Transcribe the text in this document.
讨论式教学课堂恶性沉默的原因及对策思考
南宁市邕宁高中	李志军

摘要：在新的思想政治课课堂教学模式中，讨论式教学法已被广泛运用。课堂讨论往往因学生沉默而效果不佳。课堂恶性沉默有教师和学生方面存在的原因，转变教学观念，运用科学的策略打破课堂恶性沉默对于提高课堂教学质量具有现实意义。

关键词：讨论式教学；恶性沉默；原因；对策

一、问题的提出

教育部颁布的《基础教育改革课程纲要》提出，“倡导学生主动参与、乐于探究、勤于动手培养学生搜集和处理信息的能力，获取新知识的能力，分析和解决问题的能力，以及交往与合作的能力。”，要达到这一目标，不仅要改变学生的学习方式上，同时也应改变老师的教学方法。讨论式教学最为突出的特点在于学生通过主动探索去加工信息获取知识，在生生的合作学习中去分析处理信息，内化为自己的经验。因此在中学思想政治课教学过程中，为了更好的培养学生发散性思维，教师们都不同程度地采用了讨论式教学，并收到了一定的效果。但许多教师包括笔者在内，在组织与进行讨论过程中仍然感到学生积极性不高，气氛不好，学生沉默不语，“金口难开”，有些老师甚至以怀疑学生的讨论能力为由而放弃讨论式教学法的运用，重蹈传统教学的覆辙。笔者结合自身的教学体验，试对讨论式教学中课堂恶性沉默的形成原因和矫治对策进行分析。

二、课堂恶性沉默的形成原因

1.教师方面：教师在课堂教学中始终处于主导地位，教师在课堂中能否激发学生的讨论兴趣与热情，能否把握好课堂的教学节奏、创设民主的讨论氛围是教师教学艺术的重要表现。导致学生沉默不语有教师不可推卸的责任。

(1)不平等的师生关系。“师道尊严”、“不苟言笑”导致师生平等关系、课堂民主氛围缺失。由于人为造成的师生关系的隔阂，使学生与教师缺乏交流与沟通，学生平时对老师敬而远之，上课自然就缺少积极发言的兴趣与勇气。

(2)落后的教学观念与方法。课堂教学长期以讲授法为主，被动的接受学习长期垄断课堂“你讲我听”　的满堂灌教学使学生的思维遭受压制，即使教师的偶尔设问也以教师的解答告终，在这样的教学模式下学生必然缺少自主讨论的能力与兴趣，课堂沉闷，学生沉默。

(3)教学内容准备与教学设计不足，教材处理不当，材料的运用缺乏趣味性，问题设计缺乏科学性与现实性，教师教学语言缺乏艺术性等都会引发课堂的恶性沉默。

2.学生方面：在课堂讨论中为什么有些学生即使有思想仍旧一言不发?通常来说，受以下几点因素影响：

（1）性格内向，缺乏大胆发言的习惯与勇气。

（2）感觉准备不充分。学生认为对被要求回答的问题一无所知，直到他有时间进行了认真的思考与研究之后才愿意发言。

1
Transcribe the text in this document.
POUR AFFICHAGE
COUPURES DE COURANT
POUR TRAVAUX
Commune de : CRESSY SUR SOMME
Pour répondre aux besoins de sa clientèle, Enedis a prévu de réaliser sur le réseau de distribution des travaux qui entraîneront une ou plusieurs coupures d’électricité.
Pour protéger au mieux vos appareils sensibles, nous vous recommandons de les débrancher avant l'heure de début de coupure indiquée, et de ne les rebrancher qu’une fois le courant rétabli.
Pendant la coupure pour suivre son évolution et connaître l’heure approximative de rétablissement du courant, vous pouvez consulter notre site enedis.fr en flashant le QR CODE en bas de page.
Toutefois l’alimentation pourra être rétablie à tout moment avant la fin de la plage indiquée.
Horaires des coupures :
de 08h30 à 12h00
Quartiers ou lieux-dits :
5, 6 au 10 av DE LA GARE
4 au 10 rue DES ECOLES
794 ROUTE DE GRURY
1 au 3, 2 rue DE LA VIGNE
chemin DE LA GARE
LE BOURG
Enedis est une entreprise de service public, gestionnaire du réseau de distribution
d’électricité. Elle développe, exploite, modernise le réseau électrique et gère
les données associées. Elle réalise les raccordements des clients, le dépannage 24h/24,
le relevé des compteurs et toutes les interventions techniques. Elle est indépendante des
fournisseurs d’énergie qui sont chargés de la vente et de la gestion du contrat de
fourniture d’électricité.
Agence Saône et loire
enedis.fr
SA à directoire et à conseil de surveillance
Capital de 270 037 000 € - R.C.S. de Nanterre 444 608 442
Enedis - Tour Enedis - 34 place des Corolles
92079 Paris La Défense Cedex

WHAT TO PRODUCE:
Search the listing for the word "électricité". Copy every line in which it occurs.

EXERCISE SOLUTION:
Pour répondre aux besoins de sa clientèle, Enedis a prévu de réaliser sur le réseau de distribution des travaux qui entraîneront une ou plusieurs coupures d’électricité.
d’électricité. Elle développe, exploite, modernise le réseau électrique et gère
fourniture d’électricité.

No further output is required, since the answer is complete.